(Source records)
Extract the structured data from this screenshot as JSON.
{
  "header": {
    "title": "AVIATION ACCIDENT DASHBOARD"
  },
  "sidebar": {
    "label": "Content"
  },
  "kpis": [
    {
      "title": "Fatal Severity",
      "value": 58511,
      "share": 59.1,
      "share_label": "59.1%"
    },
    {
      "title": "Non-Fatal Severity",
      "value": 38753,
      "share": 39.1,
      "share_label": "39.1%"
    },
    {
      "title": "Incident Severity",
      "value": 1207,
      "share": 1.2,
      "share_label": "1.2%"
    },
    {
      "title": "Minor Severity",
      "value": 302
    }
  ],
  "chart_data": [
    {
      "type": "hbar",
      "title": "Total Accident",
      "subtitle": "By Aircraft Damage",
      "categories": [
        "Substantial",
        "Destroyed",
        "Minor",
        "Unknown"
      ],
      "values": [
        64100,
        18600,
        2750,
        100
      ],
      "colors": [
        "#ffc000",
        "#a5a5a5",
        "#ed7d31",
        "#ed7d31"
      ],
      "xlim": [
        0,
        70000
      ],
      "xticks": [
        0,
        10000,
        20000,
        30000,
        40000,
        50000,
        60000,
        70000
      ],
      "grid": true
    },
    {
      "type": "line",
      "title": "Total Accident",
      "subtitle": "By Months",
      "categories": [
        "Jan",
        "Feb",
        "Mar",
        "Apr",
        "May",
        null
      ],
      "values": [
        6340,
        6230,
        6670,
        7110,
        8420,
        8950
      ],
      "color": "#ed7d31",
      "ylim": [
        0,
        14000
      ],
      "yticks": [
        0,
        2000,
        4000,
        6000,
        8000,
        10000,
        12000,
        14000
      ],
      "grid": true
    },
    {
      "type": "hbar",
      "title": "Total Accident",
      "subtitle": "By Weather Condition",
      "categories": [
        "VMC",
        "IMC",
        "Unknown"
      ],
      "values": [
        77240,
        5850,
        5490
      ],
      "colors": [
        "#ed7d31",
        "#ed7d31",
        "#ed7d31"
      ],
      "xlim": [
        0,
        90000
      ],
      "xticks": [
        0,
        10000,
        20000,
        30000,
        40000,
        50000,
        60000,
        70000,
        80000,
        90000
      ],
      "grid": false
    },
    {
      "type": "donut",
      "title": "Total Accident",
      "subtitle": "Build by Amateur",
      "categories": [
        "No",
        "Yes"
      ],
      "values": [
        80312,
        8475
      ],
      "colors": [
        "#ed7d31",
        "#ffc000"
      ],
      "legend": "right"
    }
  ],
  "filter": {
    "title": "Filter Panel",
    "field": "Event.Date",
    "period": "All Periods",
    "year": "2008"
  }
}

__What is expected__. Gather, from the listing above, every line carrying the word "subtitle".

__Output of the task__.
      "subtitle": "By Aircraft Damage",
      "subtitle": "By Months",
      "subtitle": "By Weather Condition",
      "subtitle": "Build by Amateur",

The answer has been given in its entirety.